* **Given problem**: Copy every line from the records below that holds the word "αὐτοί".

* **Rows**:
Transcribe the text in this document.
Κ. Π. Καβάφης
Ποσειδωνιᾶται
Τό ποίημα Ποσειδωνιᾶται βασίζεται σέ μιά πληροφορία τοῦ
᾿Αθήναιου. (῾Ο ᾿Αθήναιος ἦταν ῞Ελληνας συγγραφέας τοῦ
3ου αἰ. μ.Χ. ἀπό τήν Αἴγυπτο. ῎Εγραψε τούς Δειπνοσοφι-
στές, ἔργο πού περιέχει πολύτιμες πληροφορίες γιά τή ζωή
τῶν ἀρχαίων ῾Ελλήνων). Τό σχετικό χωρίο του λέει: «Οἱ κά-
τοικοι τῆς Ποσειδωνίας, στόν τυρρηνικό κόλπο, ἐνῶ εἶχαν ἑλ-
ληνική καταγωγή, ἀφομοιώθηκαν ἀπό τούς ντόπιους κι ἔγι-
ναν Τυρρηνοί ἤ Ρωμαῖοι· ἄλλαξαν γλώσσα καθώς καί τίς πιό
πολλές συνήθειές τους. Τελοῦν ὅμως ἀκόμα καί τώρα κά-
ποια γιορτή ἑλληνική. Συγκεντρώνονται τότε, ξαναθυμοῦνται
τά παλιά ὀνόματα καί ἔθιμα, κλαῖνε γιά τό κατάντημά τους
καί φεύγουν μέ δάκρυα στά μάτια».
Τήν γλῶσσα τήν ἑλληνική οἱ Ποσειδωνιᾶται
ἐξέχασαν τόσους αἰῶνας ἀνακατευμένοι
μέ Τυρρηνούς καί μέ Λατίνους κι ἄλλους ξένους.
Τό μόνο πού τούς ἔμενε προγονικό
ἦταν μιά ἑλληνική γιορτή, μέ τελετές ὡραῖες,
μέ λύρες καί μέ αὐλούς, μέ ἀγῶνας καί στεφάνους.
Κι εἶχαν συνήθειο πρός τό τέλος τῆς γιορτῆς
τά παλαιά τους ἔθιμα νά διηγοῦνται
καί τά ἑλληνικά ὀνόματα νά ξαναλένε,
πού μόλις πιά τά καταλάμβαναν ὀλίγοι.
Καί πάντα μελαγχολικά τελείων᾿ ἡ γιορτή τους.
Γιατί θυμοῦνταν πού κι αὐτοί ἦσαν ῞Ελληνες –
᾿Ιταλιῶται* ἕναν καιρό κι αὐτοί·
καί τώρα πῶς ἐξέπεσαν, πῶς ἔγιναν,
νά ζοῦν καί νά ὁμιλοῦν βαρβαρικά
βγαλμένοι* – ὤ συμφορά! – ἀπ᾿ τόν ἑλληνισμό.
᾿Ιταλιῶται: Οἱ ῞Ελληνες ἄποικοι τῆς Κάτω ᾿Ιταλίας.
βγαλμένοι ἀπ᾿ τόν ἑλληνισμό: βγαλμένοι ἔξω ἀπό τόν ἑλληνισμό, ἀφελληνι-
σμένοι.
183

* **Worked answer**:
Γιατί θυμοῦνταν πού κι αὐτοί ἦσαν ῞Ελληνες –
᾿Ιταλιῶται* ἕναν καιρό κι αὐτοί·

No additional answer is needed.